#### [Stated task]
How many lines of the entries below include the word "text"? Answer with the number alone.

#### [Material provided]
[Begin]

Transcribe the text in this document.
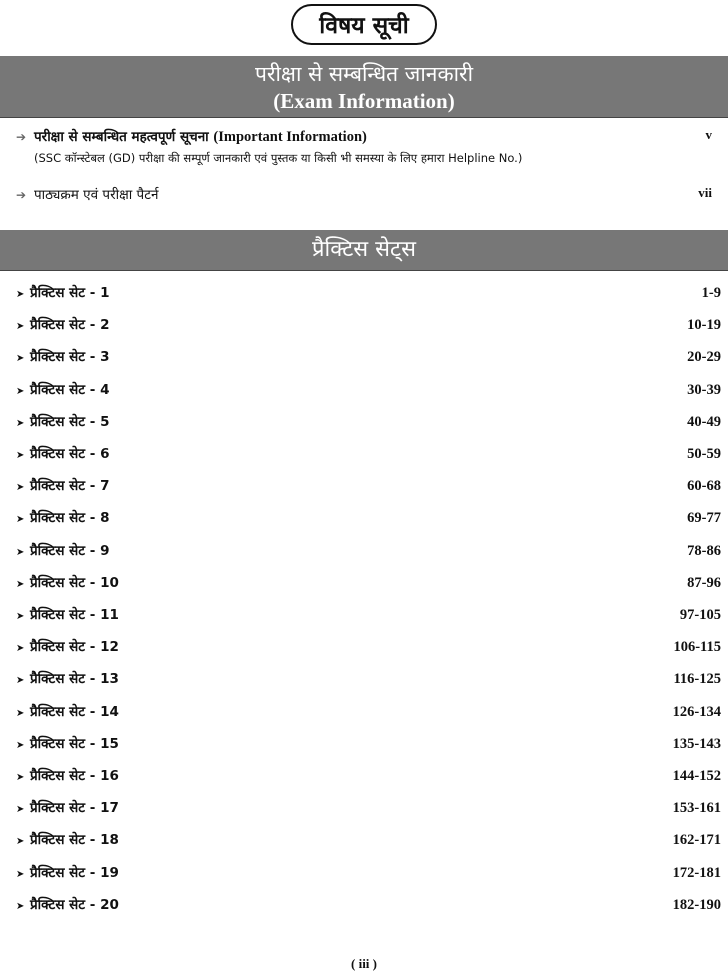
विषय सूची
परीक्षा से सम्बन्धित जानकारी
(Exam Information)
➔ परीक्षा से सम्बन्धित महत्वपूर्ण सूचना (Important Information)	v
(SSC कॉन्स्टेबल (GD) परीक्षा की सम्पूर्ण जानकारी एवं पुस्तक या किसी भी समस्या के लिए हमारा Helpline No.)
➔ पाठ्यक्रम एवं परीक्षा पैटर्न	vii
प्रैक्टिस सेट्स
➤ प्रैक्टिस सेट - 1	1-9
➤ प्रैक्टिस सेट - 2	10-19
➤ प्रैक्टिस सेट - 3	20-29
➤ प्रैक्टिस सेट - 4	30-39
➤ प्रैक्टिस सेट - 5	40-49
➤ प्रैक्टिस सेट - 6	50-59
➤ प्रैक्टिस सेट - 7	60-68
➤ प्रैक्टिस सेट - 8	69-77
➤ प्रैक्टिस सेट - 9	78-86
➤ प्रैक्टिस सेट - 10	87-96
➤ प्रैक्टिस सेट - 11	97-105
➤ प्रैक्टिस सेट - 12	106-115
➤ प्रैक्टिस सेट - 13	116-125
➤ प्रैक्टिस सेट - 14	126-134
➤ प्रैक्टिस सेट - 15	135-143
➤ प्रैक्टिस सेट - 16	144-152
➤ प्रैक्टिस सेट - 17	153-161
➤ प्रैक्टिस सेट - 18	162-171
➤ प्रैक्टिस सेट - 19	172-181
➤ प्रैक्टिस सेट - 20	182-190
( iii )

[End]
[Begin]

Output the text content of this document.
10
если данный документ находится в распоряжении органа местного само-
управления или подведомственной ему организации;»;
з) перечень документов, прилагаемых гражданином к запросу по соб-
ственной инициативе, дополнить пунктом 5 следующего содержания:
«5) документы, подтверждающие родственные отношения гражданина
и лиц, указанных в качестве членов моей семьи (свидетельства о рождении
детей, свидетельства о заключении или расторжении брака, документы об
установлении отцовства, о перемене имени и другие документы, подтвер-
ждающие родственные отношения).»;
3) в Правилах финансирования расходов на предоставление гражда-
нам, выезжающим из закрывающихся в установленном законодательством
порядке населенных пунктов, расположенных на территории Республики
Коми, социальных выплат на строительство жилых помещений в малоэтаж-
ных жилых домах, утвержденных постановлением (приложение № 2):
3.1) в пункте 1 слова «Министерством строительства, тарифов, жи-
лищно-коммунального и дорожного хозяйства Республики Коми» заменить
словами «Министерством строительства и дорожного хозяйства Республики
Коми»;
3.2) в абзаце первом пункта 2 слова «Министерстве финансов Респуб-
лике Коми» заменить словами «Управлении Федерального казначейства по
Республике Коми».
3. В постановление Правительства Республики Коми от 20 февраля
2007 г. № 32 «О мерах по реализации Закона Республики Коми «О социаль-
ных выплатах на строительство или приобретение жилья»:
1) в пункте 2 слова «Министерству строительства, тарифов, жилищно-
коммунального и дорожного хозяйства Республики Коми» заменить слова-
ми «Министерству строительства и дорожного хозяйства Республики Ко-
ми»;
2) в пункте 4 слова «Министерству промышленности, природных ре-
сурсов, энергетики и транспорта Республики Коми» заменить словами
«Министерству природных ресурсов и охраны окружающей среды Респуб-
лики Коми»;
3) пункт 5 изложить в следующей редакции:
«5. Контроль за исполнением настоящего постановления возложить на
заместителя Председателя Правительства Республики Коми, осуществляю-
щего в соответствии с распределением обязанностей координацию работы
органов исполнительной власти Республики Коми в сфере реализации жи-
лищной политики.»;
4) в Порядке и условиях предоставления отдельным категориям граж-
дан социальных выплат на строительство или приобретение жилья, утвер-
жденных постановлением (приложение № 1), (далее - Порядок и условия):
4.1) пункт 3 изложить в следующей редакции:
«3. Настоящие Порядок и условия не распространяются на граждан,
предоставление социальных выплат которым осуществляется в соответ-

[End]

#### [Written answer]
2